THE distinction between liberty, and licentiousness, is of the utmost importance, and ought to be sacredly regarded.—I add, for the preservation of our independence, and liberty, it may become necessary, to make occasional provision, for national defence.
SUCH is the moral state of the world—such the corruption and depravity of the human character, that disputes will arise. Misunderstandings, motives of national interest, honor, ambition, and pride, will foment disputes, and contentions. The most pacifick, and inoffensive people, will not always have it in their power, to give satisfaction to surrounding nations; to act a part, so confessedly impartial, [Page 20] especially in seasons of prevailing contests, and jealousies, as to secure them from the displeasure, and resentment, of one, or other, of the contending nations.
IN all subjects of difference, to have recourse to amicable negociation, is wise, and virtuous, and eminently becoming Christian nations. But unhappily, this desirable mode, is not always successful.
WITH regret, we have found, repeated overtures, from our Government, to fail. Such, however, is the ardor of the Supreme Executive, for peace, that Envoys are, a third time, appointed for the important purpose. Joyful will it be to every American, should it issue in the termination of all unpleasant feelings, and disputes, in cordial reconciliation, and friendship. But what is so likely to produce successful negociation, as vigorous preparations to repel hostile aggressions, and put our country in a respectable state of defence?
ON that divine Being, who has raised us to the rank of an independent nation, should be our supreme, and ultimate reliance, for the preservation of our most precious interests. But we are not called, like Israel of old, on an extraordinary occasion, to "stand still and see the salvation of the Lord." It is the duty of our civil rulers, to be attentive to the dangers which may threaten us; to act as faithful guardians of our liberties, civil and religious. Much easier is it, to put off the [Page 21] harness, to lay aside the means of defence, when it shall be manifest they are unnecessary, than to provide them in the exigency of a moment.
THE faithful watchman, standing on the summit of a tower, may espy a cloud, no larger than a hand, collecting with storm, and tempest, while those who are in the vallies, and plains below, engaged in the common business, and occupations of life, may be insensible of the danger, until it is ready to burst upon them.—Watchman, what of the night?—is a question proper to be addressed to civil, as well as religious guides; the warnings of either, should not be disregarded.

__Structured page parsing data__
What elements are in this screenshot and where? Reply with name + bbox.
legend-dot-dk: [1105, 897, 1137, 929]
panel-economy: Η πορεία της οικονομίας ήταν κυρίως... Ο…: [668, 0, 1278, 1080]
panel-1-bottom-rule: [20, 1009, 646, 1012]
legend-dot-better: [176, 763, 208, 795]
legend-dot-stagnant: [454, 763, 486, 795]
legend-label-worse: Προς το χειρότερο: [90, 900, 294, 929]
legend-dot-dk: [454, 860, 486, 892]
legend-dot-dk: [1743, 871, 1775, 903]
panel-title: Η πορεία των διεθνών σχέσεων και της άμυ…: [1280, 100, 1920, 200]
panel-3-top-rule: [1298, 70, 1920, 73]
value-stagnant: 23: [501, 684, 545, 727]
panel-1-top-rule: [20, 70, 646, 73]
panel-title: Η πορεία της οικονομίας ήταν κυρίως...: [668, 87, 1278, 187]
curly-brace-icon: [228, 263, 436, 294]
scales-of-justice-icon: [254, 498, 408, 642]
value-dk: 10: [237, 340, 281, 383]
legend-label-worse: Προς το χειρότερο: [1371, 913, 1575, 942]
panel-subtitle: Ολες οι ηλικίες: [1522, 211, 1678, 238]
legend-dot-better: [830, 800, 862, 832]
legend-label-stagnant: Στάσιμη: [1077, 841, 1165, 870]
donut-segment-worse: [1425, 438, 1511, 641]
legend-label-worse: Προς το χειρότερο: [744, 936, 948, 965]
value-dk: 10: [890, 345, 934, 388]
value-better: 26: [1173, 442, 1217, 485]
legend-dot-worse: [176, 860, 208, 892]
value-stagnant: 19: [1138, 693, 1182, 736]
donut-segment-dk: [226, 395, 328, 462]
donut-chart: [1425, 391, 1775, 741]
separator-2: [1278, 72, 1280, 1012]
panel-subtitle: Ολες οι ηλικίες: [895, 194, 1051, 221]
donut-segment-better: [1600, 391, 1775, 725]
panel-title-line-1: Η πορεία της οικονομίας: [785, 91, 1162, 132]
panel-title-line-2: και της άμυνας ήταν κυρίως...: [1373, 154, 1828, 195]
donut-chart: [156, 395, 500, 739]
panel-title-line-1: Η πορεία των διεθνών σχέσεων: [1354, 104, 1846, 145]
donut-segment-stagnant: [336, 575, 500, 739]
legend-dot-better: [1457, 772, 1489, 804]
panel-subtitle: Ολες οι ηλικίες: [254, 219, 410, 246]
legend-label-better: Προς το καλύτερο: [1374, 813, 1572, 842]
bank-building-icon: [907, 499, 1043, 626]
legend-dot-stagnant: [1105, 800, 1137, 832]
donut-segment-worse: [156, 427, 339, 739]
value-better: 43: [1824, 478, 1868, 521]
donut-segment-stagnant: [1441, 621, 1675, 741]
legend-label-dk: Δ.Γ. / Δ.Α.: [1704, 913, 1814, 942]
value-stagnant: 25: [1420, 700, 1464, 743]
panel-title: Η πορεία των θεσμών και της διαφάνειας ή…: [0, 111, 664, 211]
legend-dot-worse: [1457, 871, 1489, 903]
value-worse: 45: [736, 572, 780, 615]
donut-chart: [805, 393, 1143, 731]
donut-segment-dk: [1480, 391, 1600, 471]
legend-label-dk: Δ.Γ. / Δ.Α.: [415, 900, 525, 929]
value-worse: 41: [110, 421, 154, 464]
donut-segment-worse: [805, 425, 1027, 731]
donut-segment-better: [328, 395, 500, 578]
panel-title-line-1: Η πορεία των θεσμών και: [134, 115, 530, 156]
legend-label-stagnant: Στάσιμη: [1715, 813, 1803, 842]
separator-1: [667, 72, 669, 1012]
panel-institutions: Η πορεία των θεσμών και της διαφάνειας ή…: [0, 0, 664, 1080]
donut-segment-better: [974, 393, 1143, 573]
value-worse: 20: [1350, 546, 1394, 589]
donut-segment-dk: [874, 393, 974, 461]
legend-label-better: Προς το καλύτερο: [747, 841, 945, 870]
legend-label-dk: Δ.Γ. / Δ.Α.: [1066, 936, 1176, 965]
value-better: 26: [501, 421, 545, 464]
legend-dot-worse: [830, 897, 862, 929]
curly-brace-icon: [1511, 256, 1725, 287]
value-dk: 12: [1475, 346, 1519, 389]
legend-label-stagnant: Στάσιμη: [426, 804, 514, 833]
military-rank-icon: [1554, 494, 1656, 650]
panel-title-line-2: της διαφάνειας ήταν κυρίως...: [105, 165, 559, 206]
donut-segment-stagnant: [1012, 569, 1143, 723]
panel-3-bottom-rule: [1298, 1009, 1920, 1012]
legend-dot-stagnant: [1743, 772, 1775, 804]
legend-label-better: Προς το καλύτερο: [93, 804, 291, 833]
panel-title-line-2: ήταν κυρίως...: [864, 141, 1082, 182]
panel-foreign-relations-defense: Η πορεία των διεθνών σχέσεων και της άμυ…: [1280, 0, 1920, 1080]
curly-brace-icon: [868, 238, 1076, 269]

__Problem to work on__
In the passage on liberty and national defense, how many times have Envoys been appointed for the purpose of peace?

__Result below__
Envoys have been appointed a third time.